MATERIAL TO PROCESS →
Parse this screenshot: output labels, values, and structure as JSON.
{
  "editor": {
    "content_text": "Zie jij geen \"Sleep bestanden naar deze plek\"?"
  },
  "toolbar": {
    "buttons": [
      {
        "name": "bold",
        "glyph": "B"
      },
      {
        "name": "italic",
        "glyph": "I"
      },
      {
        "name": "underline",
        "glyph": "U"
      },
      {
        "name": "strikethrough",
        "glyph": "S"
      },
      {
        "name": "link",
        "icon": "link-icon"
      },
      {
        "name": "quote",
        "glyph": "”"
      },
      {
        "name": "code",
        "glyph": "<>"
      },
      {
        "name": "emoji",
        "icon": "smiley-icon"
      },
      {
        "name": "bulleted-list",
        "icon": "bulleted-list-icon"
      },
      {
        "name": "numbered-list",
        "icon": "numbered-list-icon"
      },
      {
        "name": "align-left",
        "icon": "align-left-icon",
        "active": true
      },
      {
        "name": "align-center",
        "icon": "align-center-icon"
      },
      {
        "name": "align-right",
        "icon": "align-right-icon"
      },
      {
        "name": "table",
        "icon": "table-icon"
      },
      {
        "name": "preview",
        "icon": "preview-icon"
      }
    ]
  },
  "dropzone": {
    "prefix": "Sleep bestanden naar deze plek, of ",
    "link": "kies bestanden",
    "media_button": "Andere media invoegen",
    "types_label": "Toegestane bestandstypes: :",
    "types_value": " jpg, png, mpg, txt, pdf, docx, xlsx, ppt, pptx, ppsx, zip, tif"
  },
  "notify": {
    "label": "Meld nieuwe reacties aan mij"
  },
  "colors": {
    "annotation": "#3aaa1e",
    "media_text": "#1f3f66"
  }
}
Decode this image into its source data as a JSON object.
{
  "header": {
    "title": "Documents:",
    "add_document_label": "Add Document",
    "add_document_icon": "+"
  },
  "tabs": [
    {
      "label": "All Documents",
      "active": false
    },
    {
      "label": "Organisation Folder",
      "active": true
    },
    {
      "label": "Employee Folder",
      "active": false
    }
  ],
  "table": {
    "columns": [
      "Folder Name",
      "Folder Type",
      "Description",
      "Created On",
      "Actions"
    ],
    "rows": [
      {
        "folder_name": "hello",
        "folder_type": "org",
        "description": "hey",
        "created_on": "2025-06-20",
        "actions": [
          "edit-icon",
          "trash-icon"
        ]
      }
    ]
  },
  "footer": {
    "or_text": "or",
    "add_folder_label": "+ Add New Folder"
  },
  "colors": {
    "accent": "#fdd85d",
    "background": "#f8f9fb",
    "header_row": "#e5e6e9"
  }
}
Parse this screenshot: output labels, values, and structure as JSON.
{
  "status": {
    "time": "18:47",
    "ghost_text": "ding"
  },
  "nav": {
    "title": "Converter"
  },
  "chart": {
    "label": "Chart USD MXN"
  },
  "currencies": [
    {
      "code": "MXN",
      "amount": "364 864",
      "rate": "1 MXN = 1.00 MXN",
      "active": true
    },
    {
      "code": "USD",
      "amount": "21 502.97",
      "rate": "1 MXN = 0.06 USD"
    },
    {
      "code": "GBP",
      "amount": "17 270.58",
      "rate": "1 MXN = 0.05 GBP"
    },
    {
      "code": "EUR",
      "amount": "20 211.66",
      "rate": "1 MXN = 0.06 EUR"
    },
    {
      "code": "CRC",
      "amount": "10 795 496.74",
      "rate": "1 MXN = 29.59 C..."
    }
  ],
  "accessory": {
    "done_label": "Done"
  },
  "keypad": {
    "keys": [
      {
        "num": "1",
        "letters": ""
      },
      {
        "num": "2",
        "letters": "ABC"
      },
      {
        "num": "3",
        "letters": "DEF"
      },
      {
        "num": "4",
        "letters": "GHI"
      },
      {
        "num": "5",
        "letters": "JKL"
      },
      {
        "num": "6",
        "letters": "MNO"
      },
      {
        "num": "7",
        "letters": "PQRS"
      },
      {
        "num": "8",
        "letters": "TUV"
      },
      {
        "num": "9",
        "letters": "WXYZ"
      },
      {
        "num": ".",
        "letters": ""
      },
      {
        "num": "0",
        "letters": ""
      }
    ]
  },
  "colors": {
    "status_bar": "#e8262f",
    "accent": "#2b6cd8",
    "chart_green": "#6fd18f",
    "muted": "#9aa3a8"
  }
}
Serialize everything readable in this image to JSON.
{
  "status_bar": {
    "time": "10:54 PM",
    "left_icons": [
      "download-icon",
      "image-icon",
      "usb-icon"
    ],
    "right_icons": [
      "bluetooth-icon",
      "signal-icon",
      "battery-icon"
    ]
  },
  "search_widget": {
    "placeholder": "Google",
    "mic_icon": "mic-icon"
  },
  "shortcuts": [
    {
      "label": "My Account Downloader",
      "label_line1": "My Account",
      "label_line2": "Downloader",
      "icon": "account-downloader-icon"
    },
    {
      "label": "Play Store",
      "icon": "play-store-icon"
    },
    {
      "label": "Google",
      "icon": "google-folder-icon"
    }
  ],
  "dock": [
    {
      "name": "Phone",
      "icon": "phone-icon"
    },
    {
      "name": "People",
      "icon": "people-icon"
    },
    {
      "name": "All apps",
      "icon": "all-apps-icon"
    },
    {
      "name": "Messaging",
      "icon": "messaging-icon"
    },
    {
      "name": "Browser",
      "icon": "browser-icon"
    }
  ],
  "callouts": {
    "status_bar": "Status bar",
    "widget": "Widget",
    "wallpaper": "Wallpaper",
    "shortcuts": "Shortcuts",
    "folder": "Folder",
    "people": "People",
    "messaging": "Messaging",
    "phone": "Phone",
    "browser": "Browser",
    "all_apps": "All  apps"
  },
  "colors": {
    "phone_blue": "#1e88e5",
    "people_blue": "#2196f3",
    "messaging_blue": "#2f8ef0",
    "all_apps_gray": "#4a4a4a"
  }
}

---

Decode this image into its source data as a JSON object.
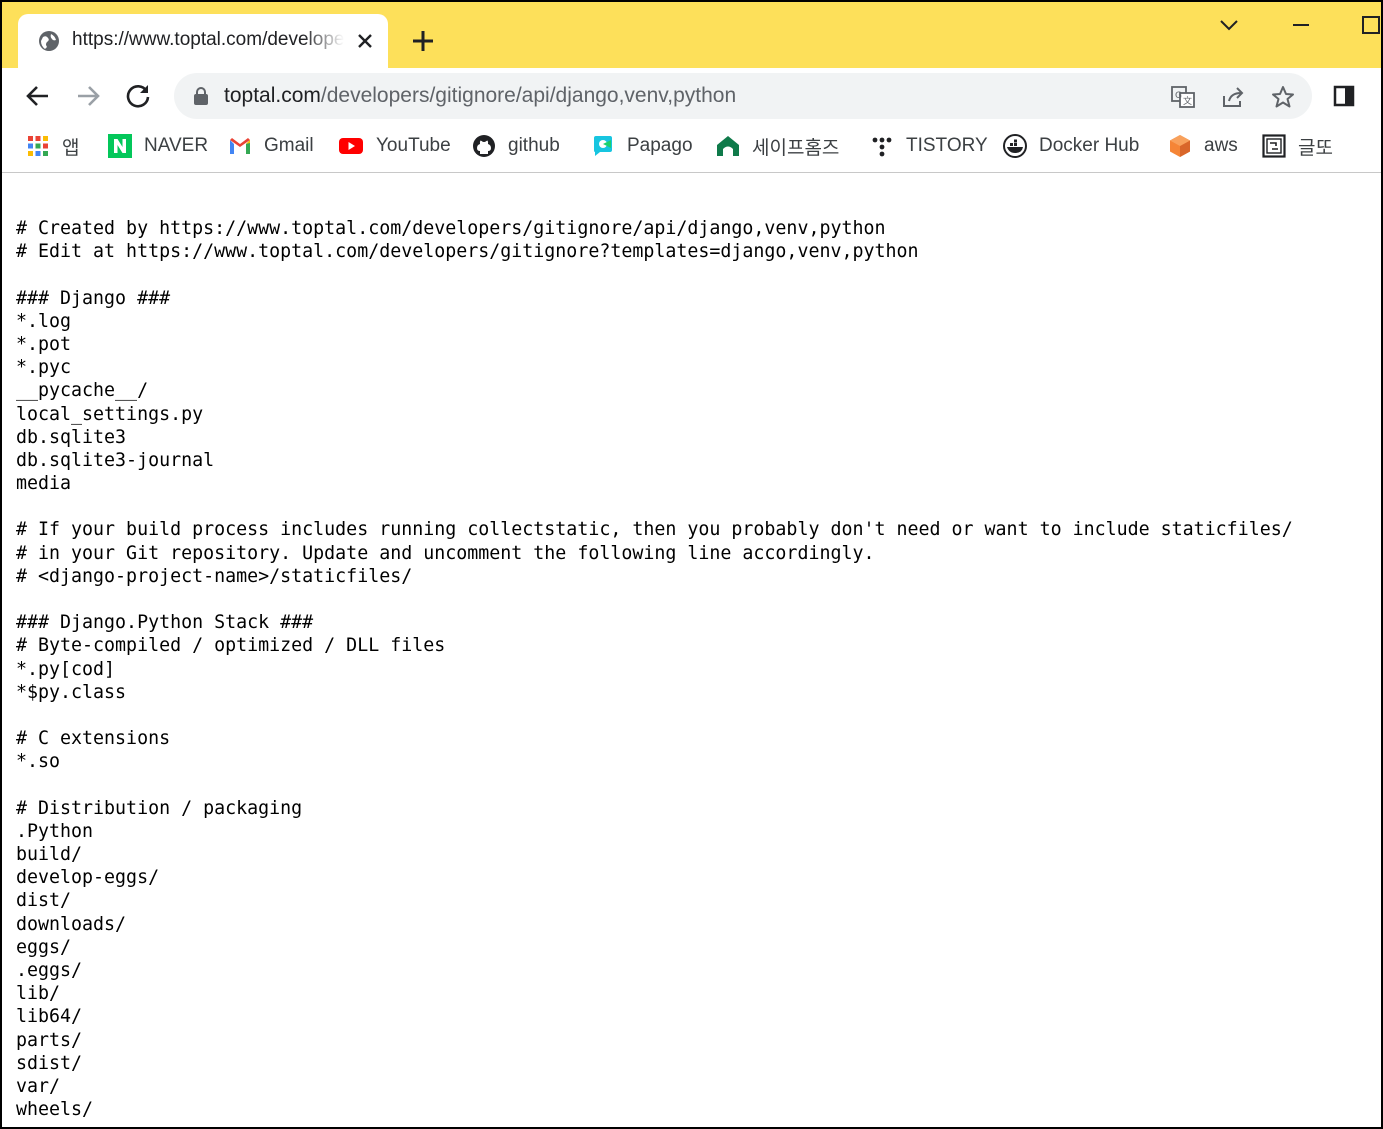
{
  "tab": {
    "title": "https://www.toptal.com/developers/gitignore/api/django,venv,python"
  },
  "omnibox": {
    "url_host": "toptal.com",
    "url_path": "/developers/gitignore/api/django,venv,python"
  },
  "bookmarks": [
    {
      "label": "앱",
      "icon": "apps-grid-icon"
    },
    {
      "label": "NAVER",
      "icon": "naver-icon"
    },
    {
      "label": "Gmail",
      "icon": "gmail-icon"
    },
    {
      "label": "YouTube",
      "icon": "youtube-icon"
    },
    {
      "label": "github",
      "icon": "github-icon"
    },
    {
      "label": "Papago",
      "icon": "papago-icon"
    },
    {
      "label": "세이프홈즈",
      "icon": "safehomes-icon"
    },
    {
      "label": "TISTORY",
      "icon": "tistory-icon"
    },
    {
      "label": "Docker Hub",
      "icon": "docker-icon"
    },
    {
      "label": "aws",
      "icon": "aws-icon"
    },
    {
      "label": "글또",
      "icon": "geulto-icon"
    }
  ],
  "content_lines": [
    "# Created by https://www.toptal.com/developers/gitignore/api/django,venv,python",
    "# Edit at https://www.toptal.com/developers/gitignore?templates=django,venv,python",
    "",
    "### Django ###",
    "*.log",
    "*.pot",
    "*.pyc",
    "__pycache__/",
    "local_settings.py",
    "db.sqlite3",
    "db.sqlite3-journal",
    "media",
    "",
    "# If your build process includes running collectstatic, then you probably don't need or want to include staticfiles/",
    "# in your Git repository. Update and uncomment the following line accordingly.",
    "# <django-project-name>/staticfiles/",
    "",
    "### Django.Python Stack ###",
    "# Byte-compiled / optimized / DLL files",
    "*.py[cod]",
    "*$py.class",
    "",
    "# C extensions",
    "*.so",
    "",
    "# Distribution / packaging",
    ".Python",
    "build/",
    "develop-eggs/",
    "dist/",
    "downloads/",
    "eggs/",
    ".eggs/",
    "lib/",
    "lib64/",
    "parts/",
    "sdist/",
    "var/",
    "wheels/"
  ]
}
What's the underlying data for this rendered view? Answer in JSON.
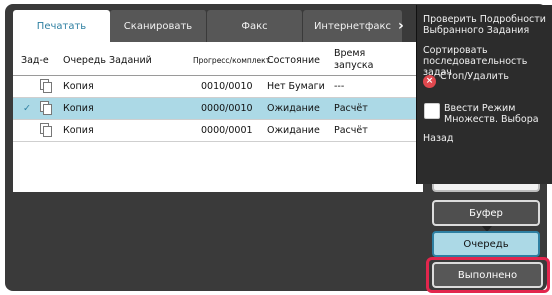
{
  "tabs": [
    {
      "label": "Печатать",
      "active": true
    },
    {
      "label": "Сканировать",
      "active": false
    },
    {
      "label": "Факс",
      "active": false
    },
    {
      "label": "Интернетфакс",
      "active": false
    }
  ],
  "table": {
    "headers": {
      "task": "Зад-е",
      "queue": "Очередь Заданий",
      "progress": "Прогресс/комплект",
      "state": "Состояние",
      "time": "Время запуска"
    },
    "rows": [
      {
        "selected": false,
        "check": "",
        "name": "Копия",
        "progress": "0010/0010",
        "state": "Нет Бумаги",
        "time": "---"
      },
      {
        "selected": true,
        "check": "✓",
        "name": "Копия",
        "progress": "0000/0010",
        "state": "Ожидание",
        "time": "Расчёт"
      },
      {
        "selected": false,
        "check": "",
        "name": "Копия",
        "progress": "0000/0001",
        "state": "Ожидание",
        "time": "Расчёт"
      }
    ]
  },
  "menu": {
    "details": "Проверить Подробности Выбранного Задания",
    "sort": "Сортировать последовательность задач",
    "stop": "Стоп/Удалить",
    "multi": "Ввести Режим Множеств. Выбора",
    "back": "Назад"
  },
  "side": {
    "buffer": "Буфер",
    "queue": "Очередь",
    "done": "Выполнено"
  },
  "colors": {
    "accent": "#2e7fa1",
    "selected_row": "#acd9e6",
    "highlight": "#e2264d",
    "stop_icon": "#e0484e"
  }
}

...

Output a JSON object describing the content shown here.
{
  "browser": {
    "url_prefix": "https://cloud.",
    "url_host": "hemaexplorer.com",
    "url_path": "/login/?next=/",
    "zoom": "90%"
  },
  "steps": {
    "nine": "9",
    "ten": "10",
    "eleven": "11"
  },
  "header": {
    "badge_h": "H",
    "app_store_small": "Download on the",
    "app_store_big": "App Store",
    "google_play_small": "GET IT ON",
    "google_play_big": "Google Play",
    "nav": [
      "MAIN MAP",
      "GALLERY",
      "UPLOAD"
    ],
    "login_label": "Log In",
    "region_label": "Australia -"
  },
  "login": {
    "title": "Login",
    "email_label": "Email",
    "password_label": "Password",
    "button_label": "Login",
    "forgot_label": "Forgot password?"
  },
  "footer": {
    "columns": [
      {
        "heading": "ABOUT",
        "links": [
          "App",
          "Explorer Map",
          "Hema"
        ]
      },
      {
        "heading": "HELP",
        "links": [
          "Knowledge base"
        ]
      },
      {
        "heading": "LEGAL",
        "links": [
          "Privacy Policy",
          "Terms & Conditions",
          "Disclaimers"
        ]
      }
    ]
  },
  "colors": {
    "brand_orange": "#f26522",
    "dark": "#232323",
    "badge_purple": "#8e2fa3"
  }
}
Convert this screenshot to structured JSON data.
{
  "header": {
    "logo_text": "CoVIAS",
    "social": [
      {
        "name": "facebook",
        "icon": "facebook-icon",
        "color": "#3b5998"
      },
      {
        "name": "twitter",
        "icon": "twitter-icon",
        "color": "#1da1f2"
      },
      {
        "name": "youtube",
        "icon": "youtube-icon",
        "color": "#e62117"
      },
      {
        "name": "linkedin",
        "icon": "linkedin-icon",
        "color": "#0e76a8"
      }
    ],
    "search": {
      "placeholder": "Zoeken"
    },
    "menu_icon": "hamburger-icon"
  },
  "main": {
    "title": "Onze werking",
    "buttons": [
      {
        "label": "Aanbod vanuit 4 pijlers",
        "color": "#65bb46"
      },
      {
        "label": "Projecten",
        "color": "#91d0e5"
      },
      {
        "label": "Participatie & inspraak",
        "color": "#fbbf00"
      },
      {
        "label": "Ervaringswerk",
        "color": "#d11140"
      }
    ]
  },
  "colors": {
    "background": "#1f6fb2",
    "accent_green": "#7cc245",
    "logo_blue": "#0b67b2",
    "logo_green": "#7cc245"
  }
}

SET TASK → In the listing, find each line with the string "your" and copy it.

OUTPUT BELOW →
    "# If your build process includes running collectstatic, then you probably don't need or want to include staticfiles/",
    "# in your Git repository. Update and uncomment the following line accordingly.",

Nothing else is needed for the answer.